**EXERCISE GOAL:**
Make a verbatim copy of the entries below; pictures stay out.

Extracted records:
--- Begin ---

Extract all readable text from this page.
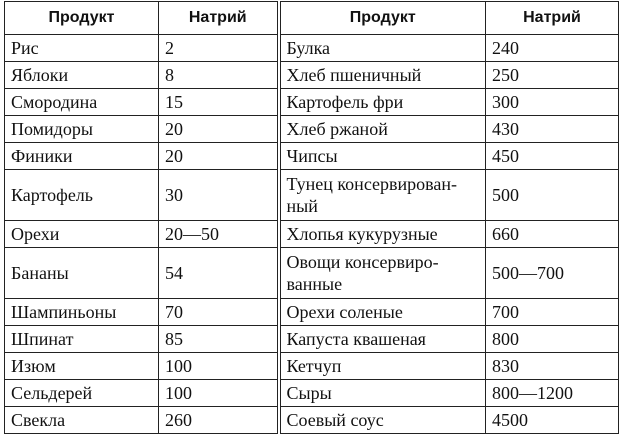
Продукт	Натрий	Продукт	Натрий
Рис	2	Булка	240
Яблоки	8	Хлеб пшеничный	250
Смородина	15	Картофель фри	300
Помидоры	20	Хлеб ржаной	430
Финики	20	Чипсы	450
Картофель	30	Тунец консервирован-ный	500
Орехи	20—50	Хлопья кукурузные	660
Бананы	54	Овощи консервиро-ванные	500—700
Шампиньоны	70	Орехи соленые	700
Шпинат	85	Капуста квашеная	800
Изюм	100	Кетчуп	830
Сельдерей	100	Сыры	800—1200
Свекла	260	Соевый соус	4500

--- End ---

**REPLY TO THE TASK:**
Extract all readable text from this page.
Продукт	Натрий	Продукт	Натрий
Рис	2	Булка	240
Яблоки	8	Хлеб пшеничный	250
Смородина	15	Картофель фри	300
Помидоры	20	Хлеб ржаной	430
Финики	20	Чипсы	450
Картофель	30	Тунец консервирован-ный	500
Орехи	20—50	Хлопья кукурузные	660
Бананы	54	Овощи консервиро-ванные	500—700
Шампиньоны	70	Орехи соленые	700
Шпинат	85	Капуста квашеная	800
Изюм	100	Кетчуп	830
Сельдерей	100	Сыры	800—1200
Свекла	260	Соевый соус	4500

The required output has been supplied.